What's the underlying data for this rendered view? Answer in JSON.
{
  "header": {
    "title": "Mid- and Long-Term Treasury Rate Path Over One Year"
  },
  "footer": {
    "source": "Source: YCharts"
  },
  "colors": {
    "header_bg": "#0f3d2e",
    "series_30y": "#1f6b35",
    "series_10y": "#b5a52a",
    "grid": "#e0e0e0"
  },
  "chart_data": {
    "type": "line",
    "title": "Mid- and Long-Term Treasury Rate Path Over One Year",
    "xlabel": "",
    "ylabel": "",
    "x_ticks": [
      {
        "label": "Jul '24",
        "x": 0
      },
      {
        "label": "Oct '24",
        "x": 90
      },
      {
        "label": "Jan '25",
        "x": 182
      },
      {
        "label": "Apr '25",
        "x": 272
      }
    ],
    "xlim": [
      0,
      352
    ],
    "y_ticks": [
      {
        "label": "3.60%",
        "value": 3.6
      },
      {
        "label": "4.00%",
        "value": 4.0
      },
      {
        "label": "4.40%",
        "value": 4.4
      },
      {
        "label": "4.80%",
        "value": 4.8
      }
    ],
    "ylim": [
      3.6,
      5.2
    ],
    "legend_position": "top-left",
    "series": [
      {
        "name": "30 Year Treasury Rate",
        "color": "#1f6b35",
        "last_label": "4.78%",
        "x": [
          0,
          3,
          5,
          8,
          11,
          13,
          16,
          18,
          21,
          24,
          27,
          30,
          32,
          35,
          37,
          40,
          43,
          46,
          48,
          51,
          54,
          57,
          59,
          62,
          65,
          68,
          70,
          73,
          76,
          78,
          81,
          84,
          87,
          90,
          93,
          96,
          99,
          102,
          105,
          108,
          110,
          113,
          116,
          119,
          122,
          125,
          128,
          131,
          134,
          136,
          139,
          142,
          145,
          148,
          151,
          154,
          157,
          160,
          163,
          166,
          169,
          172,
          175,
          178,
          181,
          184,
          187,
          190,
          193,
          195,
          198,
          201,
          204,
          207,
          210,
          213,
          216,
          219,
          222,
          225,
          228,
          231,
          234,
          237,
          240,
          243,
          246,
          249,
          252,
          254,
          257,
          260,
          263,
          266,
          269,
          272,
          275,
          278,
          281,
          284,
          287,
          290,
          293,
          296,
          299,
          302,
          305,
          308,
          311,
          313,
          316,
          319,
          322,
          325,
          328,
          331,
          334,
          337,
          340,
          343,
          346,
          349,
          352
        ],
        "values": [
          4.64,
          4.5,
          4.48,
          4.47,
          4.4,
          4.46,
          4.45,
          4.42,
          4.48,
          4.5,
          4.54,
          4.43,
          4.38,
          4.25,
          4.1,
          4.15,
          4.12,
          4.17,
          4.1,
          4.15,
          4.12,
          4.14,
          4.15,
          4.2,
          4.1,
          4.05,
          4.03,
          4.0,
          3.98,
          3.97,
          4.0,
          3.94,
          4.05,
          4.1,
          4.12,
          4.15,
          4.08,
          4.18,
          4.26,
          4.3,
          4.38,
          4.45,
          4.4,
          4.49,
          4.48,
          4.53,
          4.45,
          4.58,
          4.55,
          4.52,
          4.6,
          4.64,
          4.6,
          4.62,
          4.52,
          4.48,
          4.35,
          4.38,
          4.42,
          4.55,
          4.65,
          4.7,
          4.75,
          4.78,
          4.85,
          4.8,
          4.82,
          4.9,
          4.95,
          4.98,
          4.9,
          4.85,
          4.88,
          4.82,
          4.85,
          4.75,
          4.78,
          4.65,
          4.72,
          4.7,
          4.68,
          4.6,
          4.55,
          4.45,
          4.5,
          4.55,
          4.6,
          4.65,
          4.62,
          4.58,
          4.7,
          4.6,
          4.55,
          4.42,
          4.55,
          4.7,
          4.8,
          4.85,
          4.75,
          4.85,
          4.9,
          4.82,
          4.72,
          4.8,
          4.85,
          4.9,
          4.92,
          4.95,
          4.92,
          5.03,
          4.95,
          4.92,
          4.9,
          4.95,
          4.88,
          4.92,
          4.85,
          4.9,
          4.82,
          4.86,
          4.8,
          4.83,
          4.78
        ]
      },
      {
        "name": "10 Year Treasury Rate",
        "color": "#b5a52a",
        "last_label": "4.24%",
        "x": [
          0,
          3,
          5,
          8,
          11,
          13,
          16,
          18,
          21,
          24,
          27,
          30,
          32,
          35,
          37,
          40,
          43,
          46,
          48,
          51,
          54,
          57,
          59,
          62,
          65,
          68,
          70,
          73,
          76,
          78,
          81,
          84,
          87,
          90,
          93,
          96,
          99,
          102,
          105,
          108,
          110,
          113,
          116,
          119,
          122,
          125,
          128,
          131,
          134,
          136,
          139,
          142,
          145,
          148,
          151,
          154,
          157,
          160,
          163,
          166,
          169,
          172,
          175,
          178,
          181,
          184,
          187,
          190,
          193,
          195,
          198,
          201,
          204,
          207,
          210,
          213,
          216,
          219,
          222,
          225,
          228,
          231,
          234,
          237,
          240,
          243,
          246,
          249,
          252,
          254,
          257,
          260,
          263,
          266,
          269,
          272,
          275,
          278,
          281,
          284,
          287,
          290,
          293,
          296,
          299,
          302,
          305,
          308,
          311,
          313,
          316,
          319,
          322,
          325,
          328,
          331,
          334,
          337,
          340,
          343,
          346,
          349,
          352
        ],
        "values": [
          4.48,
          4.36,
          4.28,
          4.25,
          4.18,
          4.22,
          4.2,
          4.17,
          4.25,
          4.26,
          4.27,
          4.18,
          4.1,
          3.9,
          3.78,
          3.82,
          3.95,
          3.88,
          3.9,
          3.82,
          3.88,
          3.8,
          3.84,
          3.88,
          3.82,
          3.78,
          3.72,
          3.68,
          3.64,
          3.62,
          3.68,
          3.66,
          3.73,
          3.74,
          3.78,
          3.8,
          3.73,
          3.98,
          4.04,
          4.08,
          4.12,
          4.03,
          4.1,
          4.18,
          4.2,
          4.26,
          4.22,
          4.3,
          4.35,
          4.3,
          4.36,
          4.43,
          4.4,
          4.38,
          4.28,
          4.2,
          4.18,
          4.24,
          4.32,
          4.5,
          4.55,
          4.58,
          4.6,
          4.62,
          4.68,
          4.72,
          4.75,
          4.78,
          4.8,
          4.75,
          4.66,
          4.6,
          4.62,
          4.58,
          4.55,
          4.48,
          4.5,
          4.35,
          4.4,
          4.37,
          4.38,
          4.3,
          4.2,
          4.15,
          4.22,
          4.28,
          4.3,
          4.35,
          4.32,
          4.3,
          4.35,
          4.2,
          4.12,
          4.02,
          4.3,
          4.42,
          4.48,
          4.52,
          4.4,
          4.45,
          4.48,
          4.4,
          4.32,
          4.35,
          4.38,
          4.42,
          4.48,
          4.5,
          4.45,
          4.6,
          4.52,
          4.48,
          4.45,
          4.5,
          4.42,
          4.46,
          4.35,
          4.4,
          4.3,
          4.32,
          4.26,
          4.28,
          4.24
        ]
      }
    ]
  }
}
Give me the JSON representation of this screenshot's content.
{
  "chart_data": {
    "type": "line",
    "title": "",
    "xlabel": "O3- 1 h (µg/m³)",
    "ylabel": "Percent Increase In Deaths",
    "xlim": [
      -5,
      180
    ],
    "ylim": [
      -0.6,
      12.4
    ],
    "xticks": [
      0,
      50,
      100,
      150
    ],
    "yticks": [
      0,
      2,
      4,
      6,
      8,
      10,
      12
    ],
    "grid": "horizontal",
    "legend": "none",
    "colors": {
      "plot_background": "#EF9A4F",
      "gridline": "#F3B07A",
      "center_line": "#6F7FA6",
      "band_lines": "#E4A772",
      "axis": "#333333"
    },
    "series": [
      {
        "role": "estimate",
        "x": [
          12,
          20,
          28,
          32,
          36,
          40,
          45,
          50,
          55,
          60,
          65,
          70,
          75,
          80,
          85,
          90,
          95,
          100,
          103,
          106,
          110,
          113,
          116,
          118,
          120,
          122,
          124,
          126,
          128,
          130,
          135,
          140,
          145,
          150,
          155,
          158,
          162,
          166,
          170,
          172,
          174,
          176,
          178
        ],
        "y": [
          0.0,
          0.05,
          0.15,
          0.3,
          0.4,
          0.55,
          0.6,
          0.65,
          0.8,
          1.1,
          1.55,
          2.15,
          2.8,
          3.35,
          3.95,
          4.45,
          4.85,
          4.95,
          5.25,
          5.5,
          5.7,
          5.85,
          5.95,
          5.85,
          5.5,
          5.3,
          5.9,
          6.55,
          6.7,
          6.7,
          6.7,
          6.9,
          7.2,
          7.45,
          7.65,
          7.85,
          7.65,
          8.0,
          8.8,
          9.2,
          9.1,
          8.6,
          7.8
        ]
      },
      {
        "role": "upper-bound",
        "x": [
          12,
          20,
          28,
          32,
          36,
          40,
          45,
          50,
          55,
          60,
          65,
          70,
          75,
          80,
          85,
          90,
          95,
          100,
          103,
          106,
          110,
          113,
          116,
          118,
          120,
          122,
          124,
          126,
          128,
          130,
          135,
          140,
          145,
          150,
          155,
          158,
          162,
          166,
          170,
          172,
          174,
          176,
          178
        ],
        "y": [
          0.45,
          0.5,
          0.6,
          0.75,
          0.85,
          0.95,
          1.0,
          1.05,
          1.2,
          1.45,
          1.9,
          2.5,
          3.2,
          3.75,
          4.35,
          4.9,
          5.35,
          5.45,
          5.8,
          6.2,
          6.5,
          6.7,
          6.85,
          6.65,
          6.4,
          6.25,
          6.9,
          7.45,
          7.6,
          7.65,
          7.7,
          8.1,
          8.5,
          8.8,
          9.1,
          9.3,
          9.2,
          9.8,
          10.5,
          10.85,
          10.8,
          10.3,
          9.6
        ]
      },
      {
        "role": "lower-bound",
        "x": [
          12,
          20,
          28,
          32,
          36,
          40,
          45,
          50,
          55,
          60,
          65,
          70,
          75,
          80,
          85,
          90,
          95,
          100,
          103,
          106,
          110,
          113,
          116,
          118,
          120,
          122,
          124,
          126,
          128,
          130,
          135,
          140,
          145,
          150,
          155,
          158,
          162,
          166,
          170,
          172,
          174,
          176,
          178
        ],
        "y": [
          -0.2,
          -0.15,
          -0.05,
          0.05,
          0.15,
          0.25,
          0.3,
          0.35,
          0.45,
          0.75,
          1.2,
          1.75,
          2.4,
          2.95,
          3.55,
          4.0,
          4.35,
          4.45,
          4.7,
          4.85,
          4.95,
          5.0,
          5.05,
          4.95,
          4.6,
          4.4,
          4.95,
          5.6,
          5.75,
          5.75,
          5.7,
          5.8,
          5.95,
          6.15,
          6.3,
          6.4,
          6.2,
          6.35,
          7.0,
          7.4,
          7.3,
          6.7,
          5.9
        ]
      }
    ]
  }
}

------------

Stated problem: Search the data above for the word "Path", then gather each line in which it appears.

Correct answer:
    "title": "Mid- and Long-Term Treasury Rate Path Over One Year"
    "title": "Mid- and Long-Term Treasury Rate Path Over One Year",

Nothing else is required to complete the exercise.